YOUR TASK: Return the records below from the line containing "Convert this document image to plain text." onward, exactly, through and including the last line.

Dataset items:
* Begin *

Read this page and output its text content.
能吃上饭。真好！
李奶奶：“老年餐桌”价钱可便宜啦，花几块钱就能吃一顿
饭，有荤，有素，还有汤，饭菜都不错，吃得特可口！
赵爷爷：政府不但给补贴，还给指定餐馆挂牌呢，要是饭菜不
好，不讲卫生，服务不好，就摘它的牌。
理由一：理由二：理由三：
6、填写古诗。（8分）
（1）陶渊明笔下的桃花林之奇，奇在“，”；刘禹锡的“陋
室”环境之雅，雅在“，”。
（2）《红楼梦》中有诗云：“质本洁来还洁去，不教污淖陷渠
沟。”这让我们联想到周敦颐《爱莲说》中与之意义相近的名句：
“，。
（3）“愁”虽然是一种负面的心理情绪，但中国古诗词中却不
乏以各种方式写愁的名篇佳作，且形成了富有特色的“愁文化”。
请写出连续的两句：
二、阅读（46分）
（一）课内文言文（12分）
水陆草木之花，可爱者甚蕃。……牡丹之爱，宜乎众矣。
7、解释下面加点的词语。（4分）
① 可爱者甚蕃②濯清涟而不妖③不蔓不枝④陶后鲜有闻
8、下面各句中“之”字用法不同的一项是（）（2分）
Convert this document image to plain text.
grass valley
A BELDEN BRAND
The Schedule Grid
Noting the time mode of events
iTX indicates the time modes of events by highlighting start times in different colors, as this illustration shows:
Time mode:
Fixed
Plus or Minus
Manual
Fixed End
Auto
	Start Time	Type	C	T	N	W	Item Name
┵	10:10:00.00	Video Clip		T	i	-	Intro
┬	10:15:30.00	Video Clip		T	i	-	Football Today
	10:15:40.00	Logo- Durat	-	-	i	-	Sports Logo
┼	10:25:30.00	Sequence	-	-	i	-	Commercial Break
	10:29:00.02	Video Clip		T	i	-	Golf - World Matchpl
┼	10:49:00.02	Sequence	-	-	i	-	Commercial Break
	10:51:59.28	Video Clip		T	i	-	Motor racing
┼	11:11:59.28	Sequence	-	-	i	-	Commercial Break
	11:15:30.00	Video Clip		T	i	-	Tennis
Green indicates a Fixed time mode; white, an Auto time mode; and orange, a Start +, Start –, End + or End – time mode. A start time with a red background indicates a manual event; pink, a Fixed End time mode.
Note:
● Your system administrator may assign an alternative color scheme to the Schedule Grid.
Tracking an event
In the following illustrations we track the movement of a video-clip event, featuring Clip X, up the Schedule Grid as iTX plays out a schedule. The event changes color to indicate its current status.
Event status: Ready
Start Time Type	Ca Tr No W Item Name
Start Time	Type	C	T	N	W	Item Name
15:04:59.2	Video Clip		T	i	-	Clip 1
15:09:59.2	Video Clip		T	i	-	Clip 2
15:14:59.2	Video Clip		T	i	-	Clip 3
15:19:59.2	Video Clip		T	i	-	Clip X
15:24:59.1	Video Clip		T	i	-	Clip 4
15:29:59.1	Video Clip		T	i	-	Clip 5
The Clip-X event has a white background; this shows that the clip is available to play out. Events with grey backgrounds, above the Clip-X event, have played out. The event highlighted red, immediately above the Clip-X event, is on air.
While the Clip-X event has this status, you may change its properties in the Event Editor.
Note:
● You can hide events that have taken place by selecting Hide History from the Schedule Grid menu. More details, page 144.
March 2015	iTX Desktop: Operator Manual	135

* End *

THE OUTPUT:
Convert this document image to plain text.
grass valley
A BELDEN BRAND
The Schedule Grid
Noting the time mode of events
iTX indicates the time modes of events by highlighting start times in different colors, as this illustration shows:
Time mode:
Fixed
Plus or Minus
Manual
Fixed End
Auto
	Start Time	Type	C	T	N	W	Item Name
┵	10:10:00.00	Video Clip		T	i	-	Intro
┬	10:15:30.00	Video Clip		T	i	-	Football Today
	10:15:40.00	Logo- Durat	-	-	i	-	Sports Logo
┼	10:25:30.00	Sequence	-	-	i	-	Commercial Break
	10:29:00.02	Video Clip		T	i	-	Golf - World Matchpl
┼	10:49:00.02	Sequence	-	-	i	-	Commercial Break
	10:51:59.28	Video Clip		T	i	-	Motor racing
┼	11:11:59.28	Sequence	-	-	i	-	Commercial Break
	11:15:30.00	Video Clip		T	i	-	Tennis
Green indicates a Fixed time mode; white, an Auto time mode; and orange, a Start +, Start –, End + or End – time mode. A start time with a red background indicates a manual event; pink, a Fixed End time mode.
Note:
● Your system administrator may assign an alternative color scheme to the Schedule Grid.
Tracking an event
In the following illustrations we track the movement of a video-clip event, featuring Clip X, up the Schedule Grid as iTX plays out a schedule. The event changes color to indicate its current status.
Event status: Ready
Start Time Type	Ca Tr No W Item Name
Start Time	Type	C	T	N	W	Item Name
15:04:59.2	Video Clip		T	i	-	Clip 1
15:09:59.2	Video Clip		T	i	-	Clip 2
15:14:59.2	Video Clip		T	i	-	Clip 3
15:19:59.2	Video Clip		T	i	-	Clip X
15:24:59.1	Video Clip		T	i	-	Clip 4
15:29:59.1	Video Clip		T	i	-	Clip 5
The Clip-X event has a white background; this shows that the clip is available to play out. Events with grey backgrounds, above the Clip-X event, have played out. The event highlighted red, immediately above the Clip-X event, is on air.
While the Clip-X event has this status, you may change its properties in the Event Editor.
Note:
● You can hide events that have taken place by selecting Hide History from the Schedule Grid menu. More details, page 144.
March 2015	iTX Desktop: Operator Manual	135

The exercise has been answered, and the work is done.